■ SET TASK A
Based on the post about slow reads of small Spark streaming files, answer yes or no for each statement and quote the exact words that decide it. (i) The streaming app is written in Python. (ii) Each mini batch's input is split into as many as 30 different data sets. (iii) The author plans to try concatenating small files into 64MB and using HDFS.
─── READING TEXT
Re: performance problem when reading lots of small files created by spark streaming.

Posted by Andy Davidson <An...@SantaCruzIntegration.com>.
Hi Pedro

Thanks for the explanation. I started watching your repo. In the short term
I think I am going to try concatenating my small files into 64MB and using
HDFS. My spark streaming app is implemented Java and uses data frames. It
writes to s3. My batch processing is written in python It reads data into
data frames.

Its probably a lot of work to make your solution working in these other
contexts.

Here is another use case you might be interested in
Writing multiple files to S3 is really slow. It causes a lot of problems for
my streaming app. Bad things happen if your processing time exceeds your
window length. Our streaming app must save all the input. For each mini
batch we split the input into as many as 30 different data sets. Each one
needs to be written to S3.

As a temporary work around I use an executor service to try and get more
concurrent writes. Ideally the spark frame work would provide support for
async IO, and hopefully the S3 performance issue would be improved. Here is
my code if you are interested


public class StreamingKafkaGnipCollector {

    static final int POOL_SIZE = 30;

    static ExecutorService executor =
Executors.newFixedThreadPool(POOL_SIZE);


Š

private static void saveRawInput(SQLContext sqlContext,
JavaPairInputDStream<String, String> messages, String outputURIBase) {

JavaDStream<String> lines = messages.map(new Function<Tuple2<String,
String>, String>() {

private static final long serialVersionUID = 1L;



@Override

public String call(Tuple2<String, String> tuple2) {

//logger.warn("TODO _2:{}", tuple2._2);

return tuple2._2();

}

});



lines.foreachRDD(new VoidFunction2<JavaRDD<String>, Time>() {

@Override

public void call(JavaRDD<String> jsonRDD, Time time) throws Exception {

Š
// df.write().json("s3://"); is very slow

// run saves concurrently

List<SaveData> saveData = new ArrayList<SaveData>(100);

for (String tag: tags) {

DataFrame saveDF = activityDF.filter(activityDF.col(tagCol).equalTo(tag));

String dirPath = createPath(outputURIBase, date, tag, milliSeconds);

saveData.add(new SaveData(saveDF, dirPath));

}



saveImpl(saveData, executor); // concurrent writes to S3

}

private void saveImpl(List<SaveData> saveData, ExecutorService executor) {

List<Future<?>> runningThreads = new ArrayList<Future<?>>(POOL_SIZE);

for(SaveData data : saveData) {

SaveWorker worker = new SaveWorker(data);

Future<?> f = executor.submit(worker);

runningThreads.add(f);

}

// wait for all the workers to complete

for (Future<?> worker : runningThreads) {

try {

worker.get();

logger.debug("worker completed");

} catch (InterruptedException e) {

logger.error("", e);

} catch (ExecutionException e) {

logger.error("", e);

}

} 

}



static class SaveData {

private DataFrame df;

private String path;



SaveData(DataFrame df, String path) {

this.df = df;

this.path = path;

}

}

static class SaveWorker implements Runnable {

SaveData data;



public SaveWorker(SaveData data) {

this.data = data;

}



@Override

public void run() {

if (data.df.count() >= 1) {

data.df.write().json(data.path);

}

}

}

}



From:  Pedro Rodriguez <sk...@gmail.com>
Date:  Wednesday, July 27, 2016 at 8:40 PM
To:  Andrew Davidson <An...@SantaCruzIntegration.com>
Cc:  "user @spark" <us...@spark.apache.org>
Subject:  Re: performance problem when reading lots of small files created
by spark streaming.
──────
■ SET TASK B
In the listing, update everything from the line containing "x-tick-label: 2017 [665,564,703,582]" down to the line containing "y-tick-label: 180 [35,321,64,339]" by replacing "legend-label" with "series-label". Leave everything else unchanged and give only those lines.
─── EXERCISE MATERIALS
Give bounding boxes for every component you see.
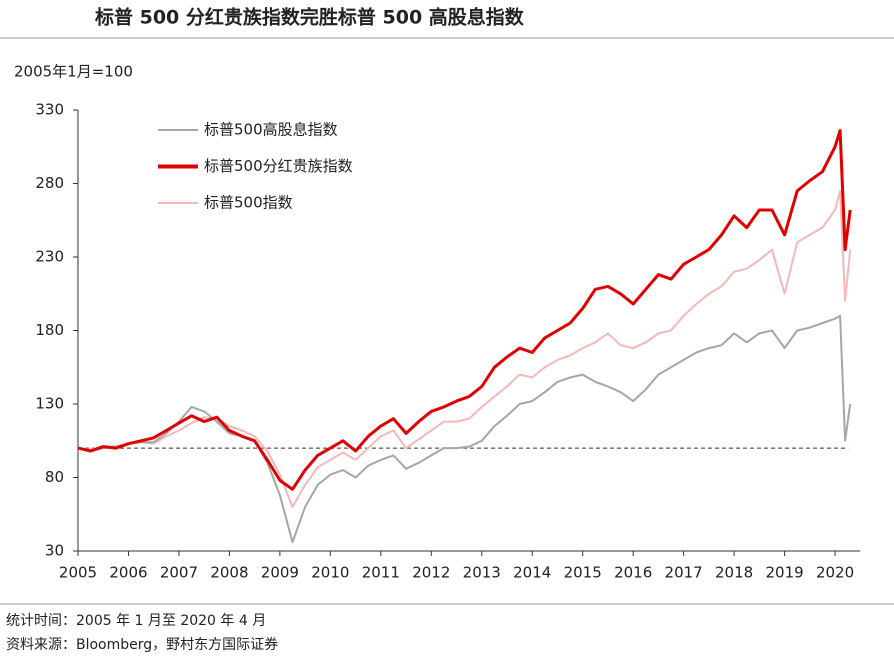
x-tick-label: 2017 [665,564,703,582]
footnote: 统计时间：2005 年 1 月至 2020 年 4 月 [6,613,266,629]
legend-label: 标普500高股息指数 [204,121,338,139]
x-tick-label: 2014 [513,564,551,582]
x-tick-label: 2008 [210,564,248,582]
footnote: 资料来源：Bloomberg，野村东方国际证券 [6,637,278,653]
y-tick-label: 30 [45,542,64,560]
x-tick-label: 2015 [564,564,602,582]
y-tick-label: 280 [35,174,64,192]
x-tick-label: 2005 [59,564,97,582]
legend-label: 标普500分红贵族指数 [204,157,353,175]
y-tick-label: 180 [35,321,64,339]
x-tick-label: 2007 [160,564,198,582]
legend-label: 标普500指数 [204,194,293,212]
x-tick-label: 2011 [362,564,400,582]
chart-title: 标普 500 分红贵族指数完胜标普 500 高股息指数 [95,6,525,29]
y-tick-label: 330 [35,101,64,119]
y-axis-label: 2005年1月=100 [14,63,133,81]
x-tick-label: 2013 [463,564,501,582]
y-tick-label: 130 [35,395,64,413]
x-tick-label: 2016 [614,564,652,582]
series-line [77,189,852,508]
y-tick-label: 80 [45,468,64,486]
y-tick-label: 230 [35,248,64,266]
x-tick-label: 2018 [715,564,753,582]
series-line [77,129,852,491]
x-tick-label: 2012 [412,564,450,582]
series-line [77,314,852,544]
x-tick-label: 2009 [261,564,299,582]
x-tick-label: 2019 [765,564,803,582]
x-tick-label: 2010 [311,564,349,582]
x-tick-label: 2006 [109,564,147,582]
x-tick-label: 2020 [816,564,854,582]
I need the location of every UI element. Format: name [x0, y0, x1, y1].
──────
■ TASK OUTPUT A
(i) No: "My spark streaming app is implemented Java and uses data frames."
(ii) Yes: "For each mini batch we split the input into as many as 30 different data sets."
(iii) Yes: "I think I am going to try concatenating my small files into 64MB and using HDFS."

■ TASK OUTPUT B
x-tick-label: 2017 [665,564,703,582]
footnote: 统计时间：2005 年 1 月至 2020 年 4 月 [6,613,266,629]
series-label: 标普500高股息指数 [204,121,338,139]
x-tick-label: 2014 [513,564,551,582]
x-tick-label: 2008 [210,564,248,582]
footnote: 资料来源：Bloomberg，野村东方国际证券 [6,637,278,653]
y-tick-label: 30 [45,542,64,560]
x-tick-label: 2015 [564,564,602,582]
y-tick-label: 280 [35,174,64,192]
x-tick-label: 2005 [59,564,97,582]
series-label: 标普500分红贵族指数 [204,157,353,175]
y-tick-label: 180 [35,321,64,339]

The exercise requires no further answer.